_DATA EXCERPTS_
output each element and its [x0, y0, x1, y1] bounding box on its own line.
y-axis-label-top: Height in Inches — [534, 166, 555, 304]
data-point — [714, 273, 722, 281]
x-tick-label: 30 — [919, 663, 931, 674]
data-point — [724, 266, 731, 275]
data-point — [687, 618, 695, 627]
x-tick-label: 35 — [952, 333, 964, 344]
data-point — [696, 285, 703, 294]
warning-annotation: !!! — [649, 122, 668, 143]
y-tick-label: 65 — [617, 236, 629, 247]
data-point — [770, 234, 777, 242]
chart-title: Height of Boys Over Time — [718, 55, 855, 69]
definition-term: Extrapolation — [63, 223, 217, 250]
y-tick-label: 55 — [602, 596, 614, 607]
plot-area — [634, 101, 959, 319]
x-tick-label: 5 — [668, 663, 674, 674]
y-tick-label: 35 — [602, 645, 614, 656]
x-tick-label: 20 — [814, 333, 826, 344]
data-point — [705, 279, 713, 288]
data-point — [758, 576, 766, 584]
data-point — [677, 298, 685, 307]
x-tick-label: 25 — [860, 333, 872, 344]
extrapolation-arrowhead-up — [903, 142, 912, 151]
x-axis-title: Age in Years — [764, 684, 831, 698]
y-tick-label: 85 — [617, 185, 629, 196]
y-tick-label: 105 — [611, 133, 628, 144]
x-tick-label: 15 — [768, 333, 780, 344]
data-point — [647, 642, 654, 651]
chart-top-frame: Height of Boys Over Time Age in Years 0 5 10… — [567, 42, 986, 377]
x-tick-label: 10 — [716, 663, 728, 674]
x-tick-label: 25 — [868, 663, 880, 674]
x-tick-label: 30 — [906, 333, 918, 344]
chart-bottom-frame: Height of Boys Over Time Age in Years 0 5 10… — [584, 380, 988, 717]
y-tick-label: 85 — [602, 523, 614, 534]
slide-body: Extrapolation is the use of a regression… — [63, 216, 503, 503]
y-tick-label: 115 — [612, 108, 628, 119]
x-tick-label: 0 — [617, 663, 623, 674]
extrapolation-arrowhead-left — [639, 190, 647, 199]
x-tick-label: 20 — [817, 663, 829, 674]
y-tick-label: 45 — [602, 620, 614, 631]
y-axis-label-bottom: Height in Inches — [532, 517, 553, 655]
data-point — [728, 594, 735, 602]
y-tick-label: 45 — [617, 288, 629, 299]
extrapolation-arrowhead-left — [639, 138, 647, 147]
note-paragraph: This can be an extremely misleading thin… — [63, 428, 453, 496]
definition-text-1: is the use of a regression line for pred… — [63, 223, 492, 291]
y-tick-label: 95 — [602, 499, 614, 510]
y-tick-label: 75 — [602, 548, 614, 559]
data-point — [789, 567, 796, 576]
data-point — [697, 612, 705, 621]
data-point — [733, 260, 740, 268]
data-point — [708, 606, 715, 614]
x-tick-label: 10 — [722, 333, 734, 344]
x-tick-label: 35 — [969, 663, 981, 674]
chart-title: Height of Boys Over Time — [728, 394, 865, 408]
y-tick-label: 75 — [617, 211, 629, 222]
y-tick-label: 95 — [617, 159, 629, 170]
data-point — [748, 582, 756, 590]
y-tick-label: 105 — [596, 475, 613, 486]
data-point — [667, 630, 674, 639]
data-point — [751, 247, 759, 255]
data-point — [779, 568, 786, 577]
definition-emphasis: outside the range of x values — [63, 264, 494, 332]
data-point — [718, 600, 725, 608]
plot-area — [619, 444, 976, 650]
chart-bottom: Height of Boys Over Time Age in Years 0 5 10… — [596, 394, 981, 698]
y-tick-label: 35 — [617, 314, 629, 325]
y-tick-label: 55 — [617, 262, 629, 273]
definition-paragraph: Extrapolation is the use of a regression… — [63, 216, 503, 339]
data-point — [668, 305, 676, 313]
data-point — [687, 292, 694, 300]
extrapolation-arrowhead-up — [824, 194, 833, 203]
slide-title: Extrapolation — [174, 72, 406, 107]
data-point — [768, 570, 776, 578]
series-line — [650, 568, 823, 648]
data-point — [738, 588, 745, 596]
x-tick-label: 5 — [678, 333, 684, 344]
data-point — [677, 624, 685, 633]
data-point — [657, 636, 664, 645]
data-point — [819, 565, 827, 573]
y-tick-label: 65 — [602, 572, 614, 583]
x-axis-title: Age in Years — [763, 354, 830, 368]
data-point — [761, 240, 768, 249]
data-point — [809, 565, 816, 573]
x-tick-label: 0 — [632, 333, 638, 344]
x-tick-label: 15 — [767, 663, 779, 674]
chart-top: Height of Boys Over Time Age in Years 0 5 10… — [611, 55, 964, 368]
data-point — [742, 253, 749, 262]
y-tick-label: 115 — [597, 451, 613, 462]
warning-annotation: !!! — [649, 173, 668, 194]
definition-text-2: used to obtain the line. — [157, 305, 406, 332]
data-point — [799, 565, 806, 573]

_WORK REQUIRED_
Rewrite all the items above, putting "plotted-dot" wherever "data-point" appears and leaving everything else unchanged.

_SOLUTION TO THE PROBLEM_
output each element and its [x0, y0, x1, y1] bounding box on its own line.
y-axis-label-top: Height in Inches — [534, 166, 555, 304]
plotted-dot — [714, 273, 722, 281]
x-tick-label: 30 — [919, 663, 931, 674]
plotted-dot — [724, 266, 731, 275]
plotted-dot — [687, 618, 695, 627]
x-tick-label: 35 — [952, 333, 964, 344]
plotted-dot — [696, 285, 703, 294]
warning-annotation: !!! — [649, 122, 668, 143]
y-tick-label: 65 — [617, 236, 629, 247]
plotted-dot — [770, 234, 777, 242]
chart-title: Height of Boys Over Time — [718, 55, 855, 69]
definition-term: Extrapolation — [63, 223, 217, 250]
y-tick-label: 55 — [602, 596, 614, 607]
plot-area — [634, 101, 959, 319]
x-tick-label: 5 — [668, 663, 674, 674]
y-tick-label: 35 — [602, 645, 614, 656]
x-tick-label: 20 — [814, 333, 826, 344]
plotted-dot — [705, 279, 713, 288]
plotted-dot — [758, 576, 766, 584]
plotted-dot — [677, 298, 685, 307]
x-tick-label: 25 — [860, 333, 872, 344]
extrapolation-arrowhead-up — [903, 142, 912, 151]
x-axis-title: Age in Years — [764, 684, 831, 698]
y-tick-label: 85 — [617, 185, 629, 196]
y-tick-label: 105 — [611, 133, 628, 144]
x-tick-label: 15 — [768, 333, 780, 344]
plotted-dot — [647, 642, 654, 651]
chart-top-frame: Height of Boys Over Time Age in Years 0 5 10… — [567, 42, 986, 377]
x-tick-label: 10 — [716, 663, 728, 674]
x-tick-label: 25 — [868, 663, 880, 674]
x-tick-label: 30 — [906, 333, 918, 344]
chart-bottom-frame: Height of Boys Over Time Age in Years 0 5 10… — [584, 380, 988, 717]
y-tick-label: 85 — [602, 523, 614, 534]
slide-body: Extrapolation is the use of a regression… — [63, 216, 503, 503]
y-tick-label: 115 — [612, 108, 628, 119]
x-tick-label: 0 — [617, 663, 623, 674]
extrapolation-arrowhead-left — [639, 190, 647, 199]
x-tick-label: 20 — [817, 663, 829, 674]
y-tick-label: 45 — [602, 620, 614, 631]
y-axis-label-bottom: Height in Inches — [532, 517, 553, 655]
plotted-dot — [728, 594, 735, 602]
y-tick-label: 45 — [617, 288, 629, 299]
extrapolation-arrowhead-left — [639, 138, 647, 147]
note-paragraph: This can be an extremely misleading thin… — [63, 428, 453, 496]
definition-text-1: is the use of a regression line for pred… — [63, 223, 492, 291]
y-tick-label: 95 — [602, 499, 614, 510]
y-tick-label: 75 — [602, 548, 614, 559]
plotted-dot — [789, 567, 796, 576]
plotted-dot — [697, 612, 705, 621]
plotted-dot — [733, 260, 740, 268]
plotted-dot — [708, 606, 715, 614]
x-tick-label: 10 — [722, 333, 734, 344]
x-tick-label: 35 — [969, 663, 981, 674]
chart-title: Height of Boys Over Time — [728, 394, 865, 408]
y-tick-label: 75 — [617, 211, 629, 222]
y-tick-label: 95 — [617, 159, 629, 170]
plotted-dot — [748, 582, 756, 590]
y-tick-label: 105 — [596, 475, 613, 486]
plotted-dot — [667, 630, 674, 639]
plotted-dot — [751, 247, 759, 255]
plotted-dot — [779, 568, 786, 577]
definition-emphasis: outside the range of x values — [63, 264, 494, 332]
plotted-dot — [718, 600, 725, 608]
plot-area — [619, 444, 976, 650]
chart-bottom: Height of Boys Over Time Age in Years 0 5 10… — [596, 394, 981, 698]
y-tick-label: 35 — [617, 314, 629, 325]
y-tick-label: 55 — [617, 262, 629, 273]
definition-paragraph: Extrapolation is the use of a regression… — [63, 216, 503, 339]
plotted-dot — [668, 305, 676, 313]
plotted-dot — [687, 292, 694, 300]
extrapolation-arrowhead-up — [824, 194, 833, 203]
slide-title: Extrapolation — [174, 72, 406, 107]
plotted-dot — [768, 570, 776, 578]
series-line — [650, 568, 823, 648]
plotted-dot — [738, 588, 745, 596]
x-tick-label: 5 — [678, 333, 684, 344]
plotted-dot — [677, 624, 685, 633]
plotted-dot — [657, 636, 664, 645]
plotted-dot — [819, 565, 827, 573]
y-tick-label: 65 — [602, 572, 614, 583]
x-axis-title: Age in Years — [763, 354, 830, 368]
plotted-dot — [761, 240, 768, 249]
plotted-dot — [809, 565, 816, 573]
x-tick-label: 0 — [632, 333, 638, 344]
x-tick-label: 15 — [767, 663, 779, 674]
chart-top: Height of Boys Over Time Age in Years 0 5 10… — [611, 55, 964, 368]
plotted-dot — [742, 253, 749, 262]
y-tick-label: 115 — [597, 451, 613, 462]
warning-annotation: !!! — [649, 173, 668, 194]
definition-text-2: used to obtain the line. — [157, 305, 406, 332]
plotted-dot — [799, 565, 806, 573]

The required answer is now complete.